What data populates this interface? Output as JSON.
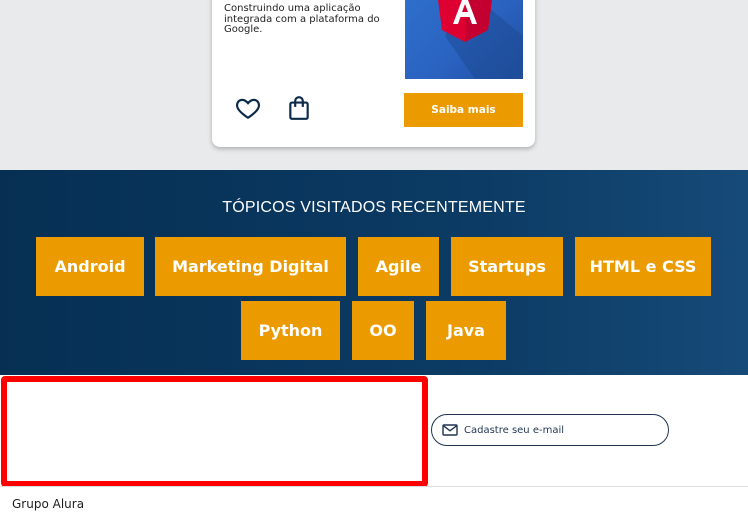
{
  "course_card": {
    "description": "Construindo uma aplicação integrada com a plataforma do Google.",
    "thumbnail_icon": "angular-logo-icon",
    "favorite_icon": "heart-icon",
    "cart_icon": "shopping-bag-icon",
    "cta_label": "Saiba mais"
  },
  "topics": {
    "title": "TÓPICOS VISITADOS RECENTEMENTE",
    "items": [
      "Android",
      "Marketing Digital",
      "Agile",
      "Startups",
      "HTML e CSS",
      "Python",
      "OO",
      "Java"
    ]
  },
  "newsletter": {
    "email_icon": "mail-icon",
    "email_label": "Cadastre seu e-mail"
  },
  "footer": {
    "company": "Grupo Alura"
  },
  "colors": {
    "accent": "#eb9b00",
    "navy": "#062f53",
    "highlight_border": "#ff0000"
  }
}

- - - -

* **WRITTEN INSTRUCTION**:
Which lines above contain the word "mail"? Copy each of them.

* **RESULT OF THE EXERCISE**:
    "email_icon": "mail-icon",
    "email_label": "Cadastre seu e-mail"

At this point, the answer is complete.